━━━ Extracted material
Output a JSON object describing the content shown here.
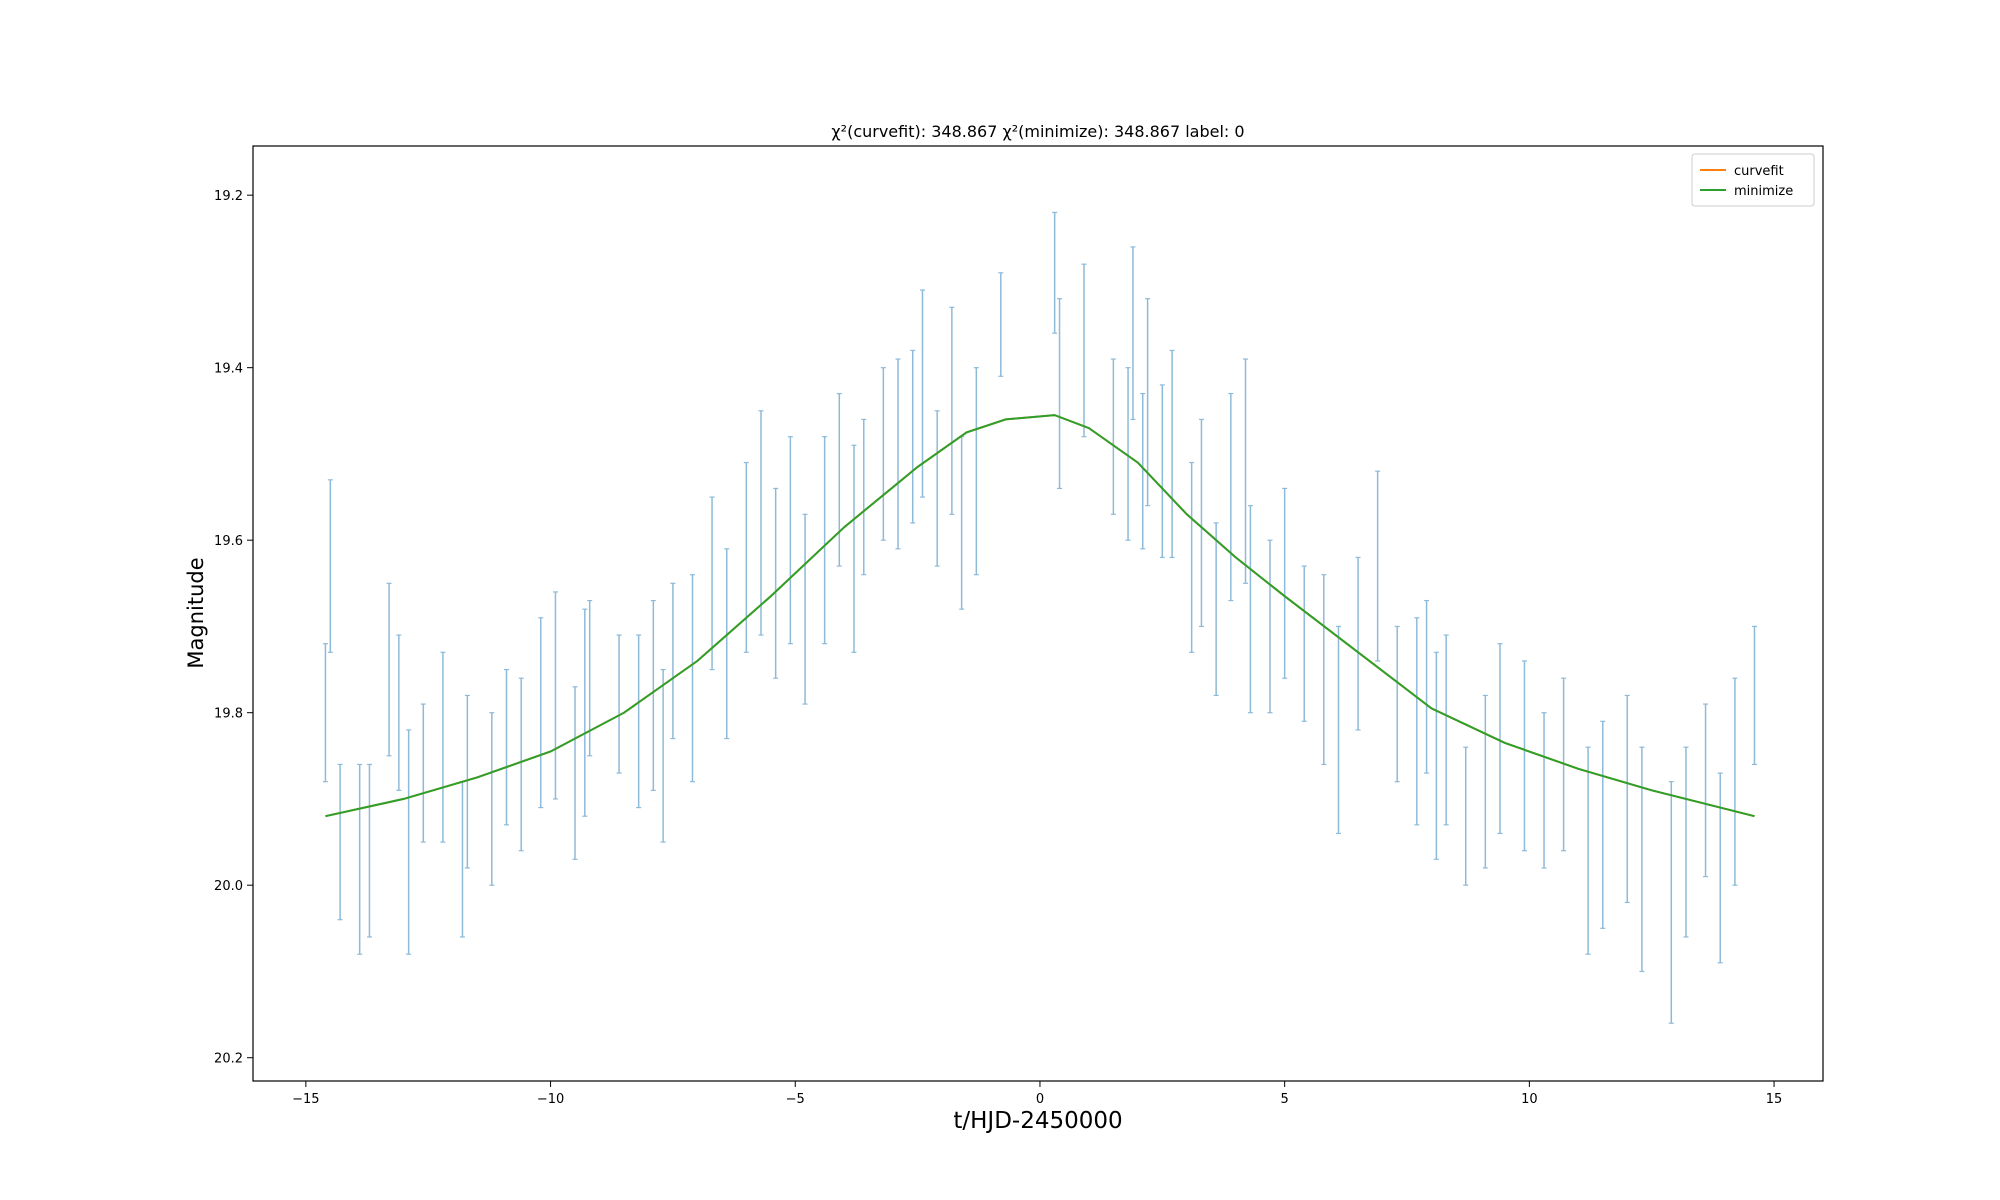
{
  "chart_data": {
    "type": "errorbar-line",
    "title": "χ²(curvefit): 348.867 χ²(minimize): 348.867 label: 0",
    "xlabel": "t/HJD-2450000",
    "ylabel": "Magnitude",
    "xlim": [
      -16.08,
      16.0
    ],
    "ylim": [
      20.227,
      19.143
    ],
    "xticks": [
      {
        "value": -15,
        "label": "−15"
      },
      {
        "value": -10,
        "label": "−10"
      },
      {
        "value": -5,
        "label": "−5"
      },
      0,
      5,
      10,
      15
    ],
    "yticks": [
      19.2,
      19.4,
      19.6,
      19.8,
      {
        "value": 20,
        "label": "20.0"
      },
      20.2
    ],
    "legend": "upper right",
    "errorbar": {
      "color": "#1f77b4",
      "x": [
        -14.6,
        -14.5,
        -14.3,
        -13.9,
        -13.7,
        -13.3,
        -13.1,
        -12.9,
        -12.6,
        -12.2,
        -11.8,
        -11.7,
        -11.2,
        -10.9,
        -10.6,
        -10.2,
        -9.9,
        -9.5,
        -9.3,
        -9.2,
        -8.6,
        -8.2,
        -7.9,
        -7.7,
        -7.5,
        -7.1,
        -6.7,
        -6.4,
        -6.0,
        -5.7,
        -5.4,
        -5.1,
        -4.8,
        -4.4,
        -4.1,
        -3.8,
        -3.6,
        -3.2,
        -2.9,
        -2.6,
        -2.4,
        -2.1,
        -1.8,
        -1.6,
        -1.3,
        -0.8,
        0.3,
        0.4,
        0.9,
        1.5,
        1.8,
        1.9,
        2.1,
        2.2,
        2.5,
        2.7,
        3.1,
        3.3,
        3.6,
        3.9,
        4.2,
        4.3,
        4.7,
        5.0,
        5.4,
        5.8,
        6.1,
        6.5,
        6.9,
        7.3,
        7.7,
        7.9,
        8.1,
        8.3,
        8.7,
        9.1,
        9.4,
        9.9,
        10.3,
        10.7,
        11.2,
        11.5,
        12.0,
        12.3,
        12.9,
        13.2,
        13.6,
        13.9,
        14.2,
        14.6
      ],
      "values": [
        19.8,
        19.63,
        19.95,
        19.97,
        19.96,
        19.75,
        19.8,
        19.95,
        19.87,
        19.84,
        19.97,
        19.88,
        19.9,
        19.84,
        19.86,
        19.8,
        19.78,
        19.87,
        19.8,
        19.76,
        19.79,
        19.81,
        19.78,
        19.85,
        19.74,
        19.76,
        19.65,
        19.72,
        19.62,
        19.58,
        19.65,
        19.6,
        19.68,
        19.6,
        19.53,
        19.61,
        19.55,
        19.5,
        19.5,
        19.48,
        19.43,
        19.54,
        19.45,
        19.58,
        19.52,
        19.35,
        19.29,
        19.43,
        19.38,
        19.48,
        19.5,
        19.36,
        19.52,
        19.44,
        19.52,
        19.5,
        19.62,
        19.58,
        19.68,
        19.55,
        19.52,
        19.68,
        19.7,
        19.65,
        19.72,
        19.75,
        19.82,
        19.72,
        19.63,
        19.79,
        19.81,
        19.77,
        19.85,
        19.82,
        19.92,
        19.88,
        19.83,
        19.85,
        19.89,
        19.86,
        19.96,
        19.93,
        19.9,
        19.97,
        20.02,
        19.95,
        19.89,
        19.98,
        19.88,
        19.78
      ],
      "errors": [
        0.08,
        0.1,
        0.09,
        0.11,
        0.1,
        0.1,
        0.09,
        0.13,
        0.08,
        0.11,
        0.09,
        0.1,
        0.1,
        0.09,
        0.1,
        0.11,
        0.12,
        0.1,
        0.12,
        0.09,
        0.08,
        0.1,
        0.11,
        0.1,
        0.09,
        0.12,
        0.1,
        0.11,
        0.11,
        0.13,
        0.11,
        0.12,
        0.11,
        0.12,
        0.1,
        0.12,
        0.09,
        0.1,
        0.11,
        0.1,
        0.12,
        0.09,
        0.12,
        0.1,
        0.12,
        0.06,
        0.07,
        0.11,
        0.1,
        0.09,
        0.1,
        0.1,
        0.09,
        0.12,
        0.1,
        0.12,
        0.11,
        0.12,
        0.1,
        0.12,
        0.13,
        0.12,
        0.1,
        0.11,
        0.09,
        0.11,
        0.12,
        0.1,
        0.11,
        0.09,
        0.12,
        0.1,
        0.12,
        0.11,
        0.08,
        0.1,
        0.11,
        0.11,
        0.09,
        0.1,
        0.12,
        0.12,
        0.12,
        0.13,
        0.14,
        0.11,
        0.1,
        0.11,
        0.12,
        0.08
      ]
    },
    "series": [
      {
        "name": "curvefit",
        "color": "#ff7f0e",
        "x": [
          -14.6,
          -13,
          -11.5,
          -10,
          -8.5,
          -7,
          -5.5,
          -4,
          -2.5,
          -1.5,
          -0.7,
          0.3,
          1,
          2,
          3,
          4,
          5,
          6.5,
          8,
          9.5,
          11,
          12.5,
          14.6
        ],
        "values": [
          19.92,
          19.9,
          19.875,
          19.845,
          19.8,
          19.74,
          19.665,
          19.585,
          19.515,
          19.475,
          19.46,
          19.455,
          19.47,
          19.51,
          19.57,
          19.62,
          19.665,
          19.73,
          19.795,
          19.835,
          19.865,
          19.89,
          19.92
        ]
      },
      {
        "name": "minimize",
        "color": "#2ca02c",
        "x": [
          -14.6,
          -13,
          -11.5,
          -10,
          -8.5,
          -7,
          -5.5,
          -4,
          -2.5,
          -1.5,
          -0.7,
          0.3,
          1,
          2,
          3,
          4,
          5,
          6.5,
          8,
          9.5,
          11,
          12.5,
          14.6
        ],
        "values": [
          19.92,
          19.9,
          19.875,
          19.845,
          19.8,
          19.74,
          19.665,
          19.585,
          19.515,
          19.475,
          19.46,
          19.455,
          19.47,
          19.51,
          19.57,
          19.62,
          19.665,
          19.73,
          19.795,
          19.835,
          19.865,
          19.89,
          19.92
        ]
      }
    ]
  }
}
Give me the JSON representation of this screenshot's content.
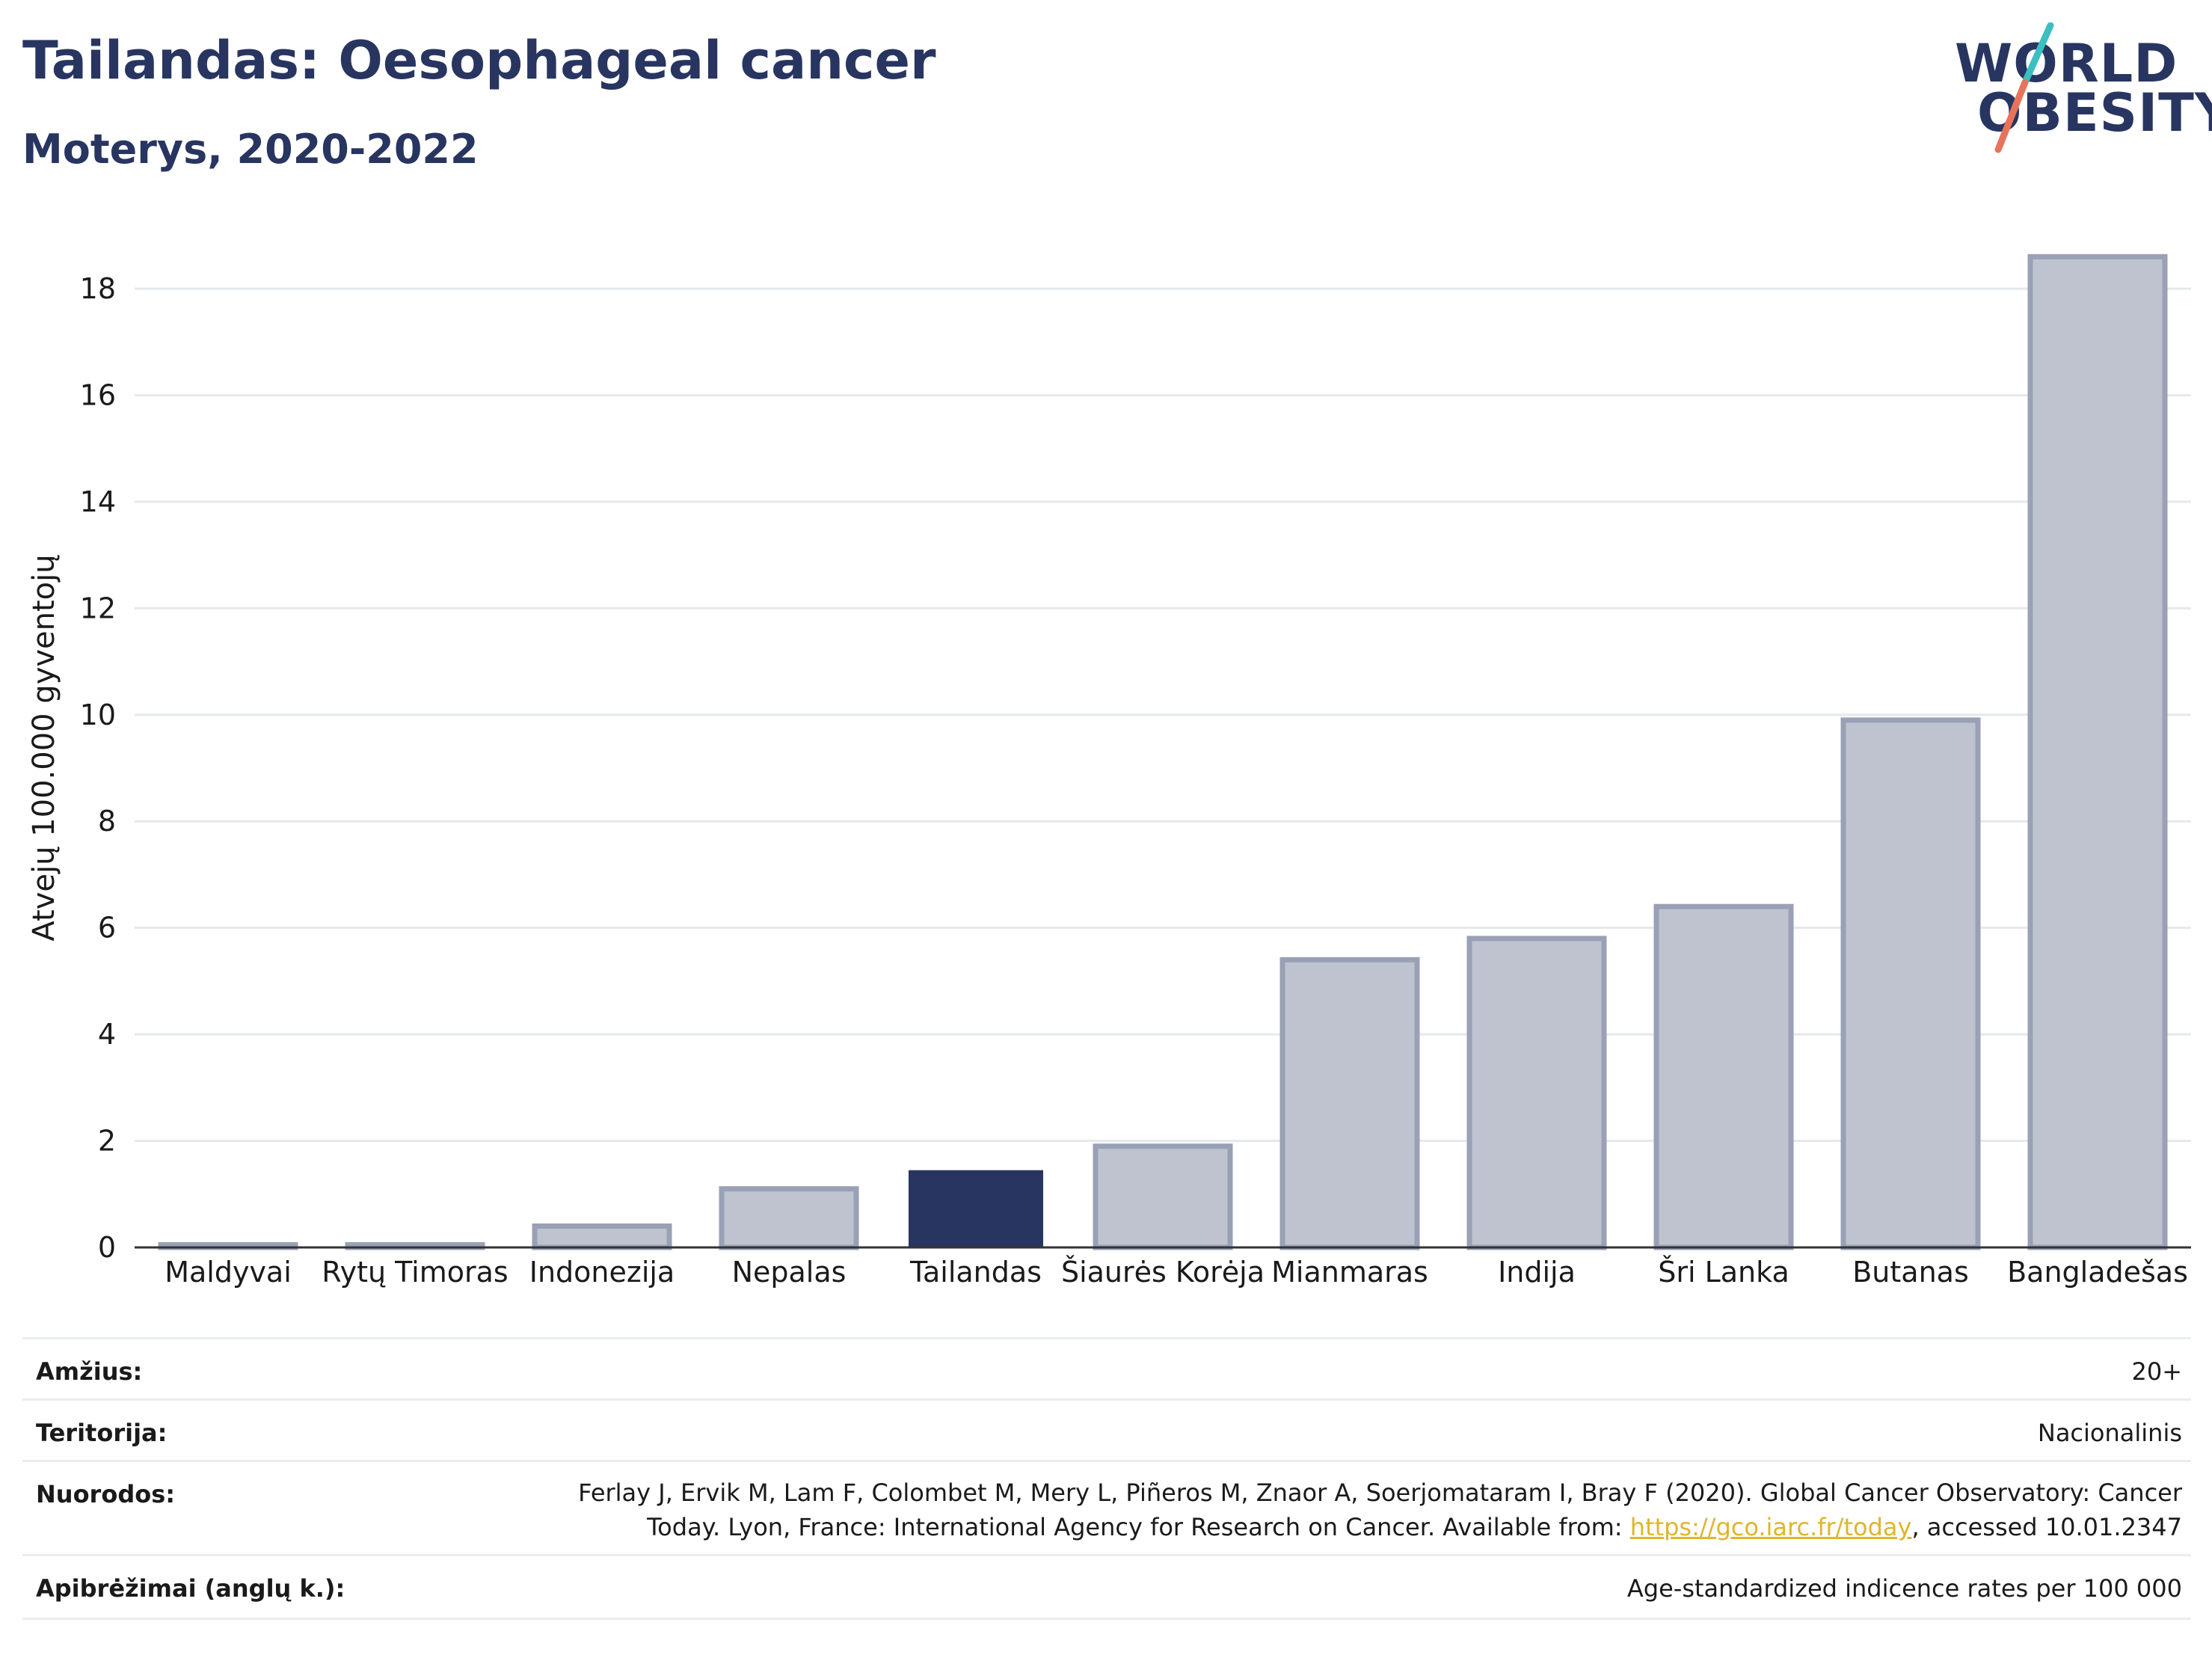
━━━━━━
What to do ▸ Replicate the material above verbatim; images stay out of the copy.

Response below ▸
Output a JSON object describing the content shown here.
{
  "chart_data": {
    "type": "errorbar-line",
    "title": "χ²(curvefit): 348.867 χ²(minimize): 348.867 label: 0",
    "xlabel": "t/HJD-2450000",
    "ylabel": "Magnitude",
    "xlim": [
      -16.08,
      16.0
    ],
    "ylim": [
      20.227,
      19.143
    ],
    "xticks": [
      {
        "value": -15,
        "label": "−15"
      },
      {
        "value": -10,
        "label": "−10"
      },
      {
        "value": -5,
        "label": "−5"
      },
      0,
      5,
      10,
      15
    ],
    "yticks": [
      19.2,
      19.4,
      19.6,
      19.8,
      {
        "value": 20,
        "label": "20.0"
      },
      20.2
    ],
    "legend": "upper right",
    "errorbar": {
      "color": "#1f77b4",
      "x": [
        -14.6,
        -14.5,
        -14.3,
        -13.9,
        -13.7,
        -13.3,
        -13.1,
        -12.9,
        -12.6,
        -12.2,
        -11.8,
        -11.7,
        -11.2,
        -10.9,
        -10.6,
        -10.2,
        -9.9,
        -9.5,
        -9.3,
        -9.2,
        -8.6,
        -8.2,
        -7.9,
        -7.7,
        -7.5,
        -7.1,
        -6.7,
        -6.4,
        -6.0,
        -5.7,
        -5.4,
        -5.1,
        -4.8,
        -4.4,
        -4.1,
        -3.8,
        -3.6,
        -3.2,
        -2.9,
        -2.6,
        -2.4,
        -2.1,
        -1.8,
        -1.6,
        -1.3,
        -0.8,
        0.3,
        0.4,
        0.9,
        1.5,
        1.8,
        1.9,
        2.1,
        2.2,
        2.5,
        2.7,
        3.1,
        3.3,
        3.6,
        3.9,
        4.2,
        4.3,
        4.7,
        5.0,
        5.4,
        5.8,
        6.1,
        6.5,
        6.9,
        7.3,
        7.7,
        7.9,
        8.1,
        8.3,
        8.7,
        9.1,
        9.4,
        9.9,
        10.3,
        10.7,
        11.2,
        11.5,
        12.0,
        12.3,
        12.9,
        13.2,
        13.6,
        13.9,
        14.2,
        14.6
      ],
      "values": [
        19.8,
        19.63,
        19.95,
        19.97,
        19.96,
        19.75,
        19.8,
        19.95,
        19.87,
        19.84,
        19.97,
        19.88,
        19.9,
        19.84,
        19.86,
        19.8,
        19.78,
        19.87,
        19.8,
        19.76,
        19.79,
        19.81,
        19.78,
        19.85,
        19.74,
        19.76,
        19.65,
        19.72,
        19.62,
        19.58,
        19.65,
        19.6,
        19.68,
        19.6,
        19.53,
        19.61,
        19.55,
        19.5,
        19.5,
        19.48,
        19.43,
        19.54,
        19.45,
        19.58,
        19.52,
        19.35,
        19.29,
        19.43,
        19.38,
        19.48,
        19.5,
        19.36,
        19.52,
        19.44,
        19.52,
        19.5,
        19.62,
        19.58,
        19.68,
        19.55,
        19.52,
        19.68,
        19.7,
        19.65,
        19.72,
        19.75,
        19.82,
        19.72,
        19.63,
        19.79,
        19.81,
        19.77,
        19.85,
        19.82,
        19.92,
        19.88,
        19.83,
        19.85,
        19.89,
        19.86,
        19.96,
        19.93,
        19.9,
        19.97,
        20.02,
        19.95,
        19.89,
        19.98,
        19.88,
        19.78
      ],
      "errors": [
        0.08,
        0.1,
        0.09,
        0.11,
        0.1,
        0.1,
        0.09,
        0.13,
        0.08,
        0.11,
        0.09,
        0.1,
        0.1,
        0.09,
        0.1,
        0.11,
        0.12,
        0.1,
        0.12,
        0.09,
        0.08,
        0.1,
        0.11,
        0.1,
        0.09,
        0.12,
        0.1,
        0.11,
        0.11,
        0.13,
        0.11,
        0.12,
        0.11,
        0.12,
        0.1,
        0.12,
        0.09,
        0.1,
        0.11,
        0.1,
        0.12,
        0.09,
        0.12,
        0.1,
        0.12,
        0.06,
        0.07,
        0.11,
        0.1,
        0.09,
        0.1,
        0.1,
        0.09,
        0.12,
        0.1,
        0.12,
        0.11,
        0.12,
        0.1,
        0.12,
        0.13,
        0.12,
        0.1,
        0.11,
        0.09,
        0.11,
        0.12,
        0.1,
        0.11,
        0.09,
        0.12,
        0.1,
        0.12,
        0.11,
        0.08,
        0.1,
        0.11,
        0.11,
        0.09,
        0.1,
        0.12,
        0.12,
        0.12,
        0.13,
        0.14,
        0.11,
        0.1,
        0.11,
        0.12,
        0.08
      ]
    },
    "series": [
      {
        "name": "curvefit",
        "color": "#ff7f0e",
        "x": [
          -14.6,
          -13,
          -11.5,
          -10,
          -8.5,
          -7,
          -5.5,
          -4,
          -2.5,
          -1.5,
          -0.7,
          0.3,
          1,
          2,
          3,
          4,
          5,
          6.5,
          8,
          9.5,
          11,
          12.5,
          14.6
        ],
        "values": [
          19.92,
          19.9,
          19.875,
          19.845,
          19.8,
          19.74,
          19.665,
          19.585,
          19.515,
          19.475,
          19.46,
          19.455,
          19.47,
          19.51,
          19.57,
          19.62,
          19.665,
          19.73,
          19.795,
          19.835,
          19.865,
          19.89,
          19.92
        ]
      },
      {
        "name": "minimize",
        "color": "#2ca02c",
        "x": [
          -14.6,
          -13,
          -11.5,
          -10,
          -8.5,
          -7,
          -5.5,
          -4,
          -2.5,
          -1.5,
          -0.7,
          0.3,
          1,
          2,
          3,
          4,
          5,
          6.5,
          8,
          9.5,
          11,
          12.5,
          14.6
        ],
        "values": [
          19.92,
          19.9,
          19.875,
          19.845,
          19.8,
          19.74,
          19.665,
          19.585,
          19.515,
          19.475,
          19.46,
          19.455,
          19.47,
          19.51,
          19.57,
          19.62,
          19.665,
          19.73,
          19.795,
          19.835,
          19.865,
          19.89,
          19.92
        ]
      }
    ]
  }
}
Give me the JSON representation of this screenshot's content.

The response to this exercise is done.